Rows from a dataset

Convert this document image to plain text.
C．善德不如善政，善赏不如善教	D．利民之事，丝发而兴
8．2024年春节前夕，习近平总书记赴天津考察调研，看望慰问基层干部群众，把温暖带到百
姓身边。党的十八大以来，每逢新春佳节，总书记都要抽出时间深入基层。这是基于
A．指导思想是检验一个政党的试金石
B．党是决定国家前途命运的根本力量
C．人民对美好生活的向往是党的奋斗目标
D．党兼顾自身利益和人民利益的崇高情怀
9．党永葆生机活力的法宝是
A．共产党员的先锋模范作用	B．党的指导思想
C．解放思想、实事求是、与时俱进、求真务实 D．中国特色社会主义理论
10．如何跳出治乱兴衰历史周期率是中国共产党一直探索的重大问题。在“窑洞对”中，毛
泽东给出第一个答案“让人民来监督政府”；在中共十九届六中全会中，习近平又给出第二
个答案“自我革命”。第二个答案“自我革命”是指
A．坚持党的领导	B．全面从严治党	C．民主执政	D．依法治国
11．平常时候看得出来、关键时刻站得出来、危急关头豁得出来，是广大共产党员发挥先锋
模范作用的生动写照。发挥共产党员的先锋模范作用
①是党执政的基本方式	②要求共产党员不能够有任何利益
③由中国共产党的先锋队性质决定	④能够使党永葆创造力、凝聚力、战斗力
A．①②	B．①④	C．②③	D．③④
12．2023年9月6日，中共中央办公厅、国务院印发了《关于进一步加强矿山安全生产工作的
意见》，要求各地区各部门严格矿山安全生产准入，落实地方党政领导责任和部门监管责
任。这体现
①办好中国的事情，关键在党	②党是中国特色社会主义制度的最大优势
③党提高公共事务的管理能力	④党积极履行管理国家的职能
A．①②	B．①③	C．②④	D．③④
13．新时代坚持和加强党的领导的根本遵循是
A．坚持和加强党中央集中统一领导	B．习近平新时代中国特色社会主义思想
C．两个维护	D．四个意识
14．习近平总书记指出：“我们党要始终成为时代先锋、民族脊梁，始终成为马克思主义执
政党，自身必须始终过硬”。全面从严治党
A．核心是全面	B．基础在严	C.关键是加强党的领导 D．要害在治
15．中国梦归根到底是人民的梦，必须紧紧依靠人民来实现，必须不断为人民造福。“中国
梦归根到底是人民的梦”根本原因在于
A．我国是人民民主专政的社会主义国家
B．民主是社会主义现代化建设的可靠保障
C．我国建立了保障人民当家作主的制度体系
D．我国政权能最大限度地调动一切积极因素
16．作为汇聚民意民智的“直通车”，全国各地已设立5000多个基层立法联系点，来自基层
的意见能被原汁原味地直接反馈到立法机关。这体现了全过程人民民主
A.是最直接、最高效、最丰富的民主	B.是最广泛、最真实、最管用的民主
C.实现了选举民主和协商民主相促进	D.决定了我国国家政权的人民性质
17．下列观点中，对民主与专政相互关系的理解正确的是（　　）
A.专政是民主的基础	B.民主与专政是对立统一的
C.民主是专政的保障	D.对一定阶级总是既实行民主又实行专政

DIRECTIONS FOR THIS TASK: A line counts if it holds the word "全面从严治党". Work out how many lines in the listing count, and give only that number.

TASK SOLUTION: 2